- **Selected excerpt**
3  Formalization

This section is mostly based on [MBC+06], with some additional stuff from [CDL+06].

3.1  A Summary of Package Metadata

In this section we briefly summarize the features of DEB and RPM packages that are relevant to understand the result of EDOS for dependency management. Where not explicitly stated, these features are to be intended the same in both DEB and RPM package systems. A more detailed analysis of various packaging systems can be found in Section 1.

A package is a binary bundle that contains a component, all the data needed to its correct functioning and some metadata which describe its attributes and its requirements with respect to the environment in which it will be deployed. Packages not always contain “executable” components. Often documentation and non-executable artifacts are packaged as well. However, to our purposes, this distinction is not relevant because the package format is agnostic with respect to its actual content type.

Both DEB and RPM packages are actually compressed archives. However, while RPM is actually an ad-hoc format explicitly conceived for this purpose, DEB packages can be produced using standard tools (i.e., ar and tar), so they can be easily managed. Nevertheless, the most relevant difference between DEB and RPM package format concerns their metadata specification. While RPM packages encode it in a binary form as a part of its ad-hoc archive format, DEB packages use a textual representation for it. This fact makes its processing easier. Figure 9 shows an excerpt of the metadata taken from the firefox DEB package in version 1.5.dfsg+1.5.0.1-2 for the i386 architecture.


Package: firefox
Version: 1.5.dfsg+1.5.0.1-2 ...
Depends: fontconfig, psmisc, libatk1.0-0 (>= 1.9.0), libc6 (>= 2.3.5-1) ...
Suggests: xprint, firefox-gnome-support (= 1.5.dfsg+1.5.0.1-2), latex-xft-fonts
Conflicts: mozilla-firefox (<< 1.5.dfsg-1)
Replaces: mozilla-firefox
Provides: www-browser...

- **Supplied material**

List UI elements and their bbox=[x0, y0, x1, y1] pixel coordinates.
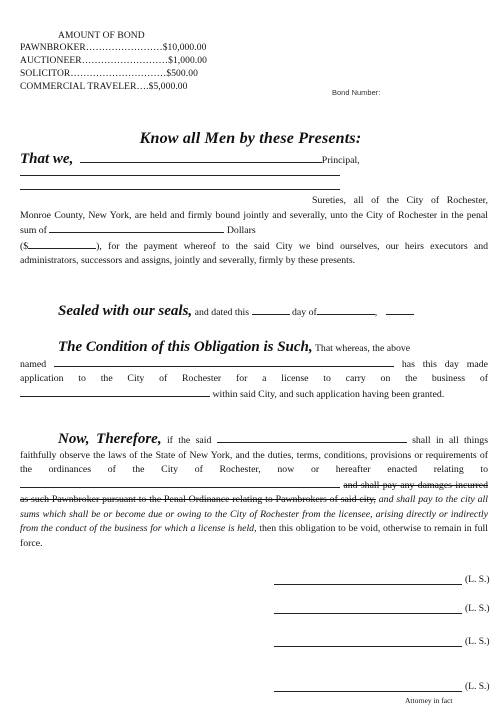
fee-row: SOLICITOR…………………………$500.00 bbox=[20, 69, 198, 79]
therefore-section: Now, Therefore, if the said shall in all things faithfully observe the laws of the State of New York, and the duties, terms, conditions, provisions or requirements of the ordinances of the City of Rochester, now or hereafter enacted relating to and shall pay any damages incurred as such Pawnbroker pursuant to the Penal Ordinance relating to Pawnbrokers of said city, and shall pay to the city all sums which shall be or become due or owing to the City of Rochester from the licensee, arising directly or indirectly from the conduct of the business for which a license is held, then this obligation to be void, otherwise to remain in full force. bbox=[20, 431, 489, 549]
intro-lead: That we, bbox=[20, 151, 74, 167]
bond-number-label: Bond Number: bbox=[332, 88, 381, 97]
signature-row-2: (L. S.) bbox=[274, 604, 494, 618]
signature-row-3: (L. S.) bbox=[274, 637, 494, 651]
penal-sum-line[interactable] bbox=[49, 223, 224, 233]
dated-year-line[interactable] bbox=[386, 305, 414, 315]
signature-row-4: (L. S.) bbox=[274, 682, 494, 696]
sealed-section: Sealed with our seals, and dated this day of , bbox=[20, 304, 488, 321]
fee-row: PAWNBROKER……………………$10,000.00 bbox=[20, 43, 207, 53]
document-heading: Know all Men by these Presents: bbox=[139, 130, 362, 147]
fee-row: AUCTIONEER………………………$1,000.00 bbox=[20, 56, 208, 66]
signature-row-1: (L. S.) bbox=[274, 575, 494, 589]
fee-table-title: AMOUNT OF BOND bbox=[58, 31, 145, 41]
amount-figure-line[interactable] bbox=[28, 239, 96, 249]
intro-section bbox=[20, 152, 488, 269]
licensee-name-line[interactable] bbox=[54, 357, 394, 367]
dated-day-line[interactable] bbox=[252, 305, 290, 315]
payment-clause: and shall pay to the city all sums which shall be or become due or owing to the City of Rochester from the licensee, arising directly or indirectly from the conduct of the business for which a license is held, bbox=[20, 494, 488, 534]
signature-line[interactable] bbox=[274, 646, 462, 647]
fee-row: COMMERCIAL TRAVELER….$5,000.00 bbox=[20, 82, 188, 92]
signature-line[interactable] bbox=[274, 613, 462, 614]
amount-paragraph: ($ ), for the payment whereof to the said City we bind ourselves, our heirs executors and administrators, successors and assigns, jointly and severally, firmly by these presents. bbox=[20, 240, 488, 266]
principal-line[interactable] bbox=[80, 153, 322, 163]
condition-section: The Condition of this Obligation is Such, That whereas, the above named has this day made application to the City of Rochester for a license to carry on the business of within said City, and such application having been granted. bbox=[20, 339, 488, 400]
signature-line[interactable] bbox=[274, 584, 462, 585]
principal-extra-line[interactable] bbox=[20, 175, 340, 176]
surety-line[interactable] bbox=[20, 189, 340, 190]
principal-label: Principal, bbox=[321, 155, 360, 166]
relating-line[interactable] bbox=[20, 478, 340, 488]
dated-month-line[interactable] bbox=[317, 305, 375, 315]
said-party-line[interactable] bbox=[217, 433, 407, 443]
struck-clause: and shall pay any damages incurred as such Pawnbroker pursuant to the Penal Ordinance relating to Pawnbrokers of said city, bbox=[20, 479, 488, 505]
attorney-in-fact-label: Attorney in fact bbox=[405, 696, 453, 705]
sureties-paragraph: Sureties, all of the City of Rochester, Monroe County, New York, are held and firmly bound jointly and severally, unto the City of Rochester in the penal sum of Dollars bbox=[20, 195, 488, 236]
business-line[interactable] bbox=[20, 387, 210, 397]
signature-line[interactable] bbox=[274, 691, 462, 692]
fee-table bbox=[20, 42, 207, 94]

- **What is required**
Answer these questions about the package metadata section above, putting each answer on its own line:
(a) Which standard tools can produce DEB packages?
(b) In what form do RPM packages encode their metadata?
(c) According to the firefox metadata lines, which package does firefox conflict with, and in which versions?

- **Response**
(a) ar and tar.
(b) Binary form, as part of RPM's ad-hoc archive format.
(c) mozilla-firefox, in versions earlier than 1.5.dfsg-1.